GIVEN RECORDS:
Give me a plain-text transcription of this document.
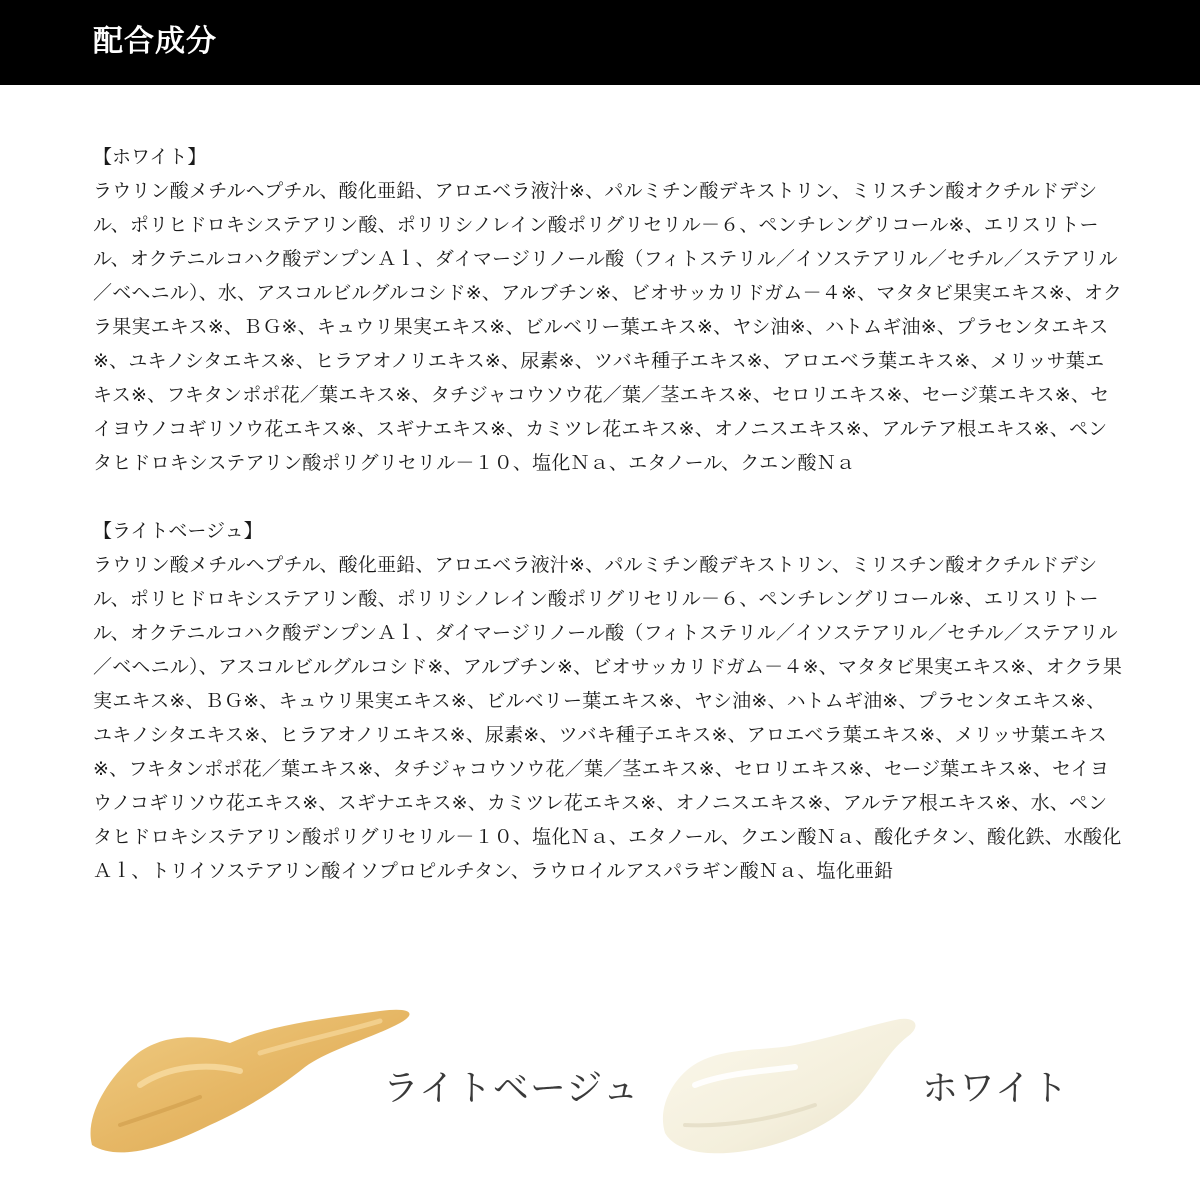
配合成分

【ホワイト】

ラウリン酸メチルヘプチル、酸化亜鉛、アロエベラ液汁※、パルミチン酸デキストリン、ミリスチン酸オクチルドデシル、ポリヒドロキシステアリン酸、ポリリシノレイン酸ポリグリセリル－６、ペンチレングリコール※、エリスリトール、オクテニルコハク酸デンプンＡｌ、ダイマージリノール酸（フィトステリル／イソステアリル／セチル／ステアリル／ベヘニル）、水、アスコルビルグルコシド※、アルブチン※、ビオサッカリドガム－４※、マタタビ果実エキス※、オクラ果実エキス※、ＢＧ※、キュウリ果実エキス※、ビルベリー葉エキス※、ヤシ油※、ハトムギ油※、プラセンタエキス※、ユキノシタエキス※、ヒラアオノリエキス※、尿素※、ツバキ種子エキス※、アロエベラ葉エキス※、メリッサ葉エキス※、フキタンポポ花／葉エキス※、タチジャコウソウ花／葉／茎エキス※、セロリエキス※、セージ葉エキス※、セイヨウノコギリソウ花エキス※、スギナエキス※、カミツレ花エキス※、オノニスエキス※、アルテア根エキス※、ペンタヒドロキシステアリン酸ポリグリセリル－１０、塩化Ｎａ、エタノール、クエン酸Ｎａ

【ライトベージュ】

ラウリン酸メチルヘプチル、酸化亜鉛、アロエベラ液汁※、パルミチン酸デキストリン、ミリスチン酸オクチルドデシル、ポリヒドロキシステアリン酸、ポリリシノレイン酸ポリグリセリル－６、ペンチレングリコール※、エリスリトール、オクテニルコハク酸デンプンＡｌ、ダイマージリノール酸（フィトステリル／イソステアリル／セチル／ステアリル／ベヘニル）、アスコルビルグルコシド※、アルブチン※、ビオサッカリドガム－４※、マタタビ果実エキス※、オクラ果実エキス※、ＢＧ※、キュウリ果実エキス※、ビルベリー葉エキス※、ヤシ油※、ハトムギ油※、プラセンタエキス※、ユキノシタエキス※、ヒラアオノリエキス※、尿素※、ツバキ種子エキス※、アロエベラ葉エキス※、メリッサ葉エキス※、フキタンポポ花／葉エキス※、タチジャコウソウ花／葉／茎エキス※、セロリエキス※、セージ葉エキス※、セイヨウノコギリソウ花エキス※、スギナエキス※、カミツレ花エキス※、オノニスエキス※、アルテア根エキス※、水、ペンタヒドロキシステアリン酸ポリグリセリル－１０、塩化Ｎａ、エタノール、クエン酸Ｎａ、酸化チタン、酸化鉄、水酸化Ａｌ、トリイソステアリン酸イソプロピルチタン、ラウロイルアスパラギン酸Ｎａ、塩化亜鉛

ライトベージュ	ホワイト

OBJECTIVE:
Pick out each line that holds the string "セージ葉エキス".

SOLVED PROBLEM:
ラウリン酸メチルヘプチル、酸化亜鉛、アロエベラ液汁※、パルミチン酸デキストリン、ミリスチン酸オクチルドデシル、ポリヒドロキシステアリン酸、ポリリシノレイン酸ポリグリセリル－６、ペンチレングリコール※、エリスリトール、オクテニルコハク酸デンプンＡｌ、ダイマージリノール酸（フィトステリル／イソステアリル／セチル／ステアリル／ベヘニル）、水、アスコルビルグルコシド※、アルブチン※、ビオサッカリドガム－４※、マタタビ果実エキス※、オクラ果実エキス※、ＢＧ※、キュウリ果実エキス※、ビルベリー葉エキス※、ヤシ油※、ハトムギ油※、プラセンタエキス※、ユキノシタエキス※、ヒラアオノリエキス※、尿素※、ツバキ種子エキス※、アロエベラ葉エキス※、メリッサ葉エキス※、フキタンポポ花／葉エキス※、タチジャコウソウ花／葉／茎エキス※、セロリエキス※、セージ葉エキス※、セイヨウノコギリソウ花エキス※、スギナエキス※、カミツレ花エキス※、オノニスエキス※、アルテア根エキス※、ペンタヒドロキシステアリン酸ポリグリセリル－１０、塩化Ｎａ、エタノール、クエン酸Ｎａ
ラウリン酸メチルヘプチル、酸化亜鉛、アロエベラ液汁※、パルミチン酸デキストリン、ミリスチン酸オクチルドデシル、ポリヒドロキシステアリン酸、ポリリシノレイン酸ポリグリセリル－６、ペンチレングリコール※、エリスリトール、オクテニルコハク酸デンプンＡｌ、ダイマージリノール酸（フィトステリル／イソステアリル／セチル／ステアリル／ベヘニル）、アスコルビルグルコシド※、アルブチン※、ビオサッカリドガム－４※、マタタビ果実エキス※、オクラ果実エキス※、ＢＧ※、キュウリ果実エキス※、ビルベリー葉エキス※、ヤシ油※、ハトムギ油※、プラセンタエキス※、ユキノシタエキス※、ヒラアオノリエキス※、尿素※、ツバキ種子エキス※、アロエベラ葉エキス※、メリッサ葉エキス※、フキタンポポ花／葉エキス※、タチジャコウソウ花／葉／茎エキス※、セロリエキス※、セージ葉エキス※、セイヨウノコギリソウ花エキス※、スギナエキス※、カミツレ花エキス※、オノニスエキス※、アルテア根エキス※、水、ペンタヒドロキシステアリン酸ポリグリセリル－１０、塩化Ｎａ、エタノール、クエン酸Ｎａ、酸化チタン、酸化鉄、水酸化Ａｌ、トリイソステアリン酸イソプロピルチタン、ラウロイルアスパラギン酸Ｎａ、塩化亜鉛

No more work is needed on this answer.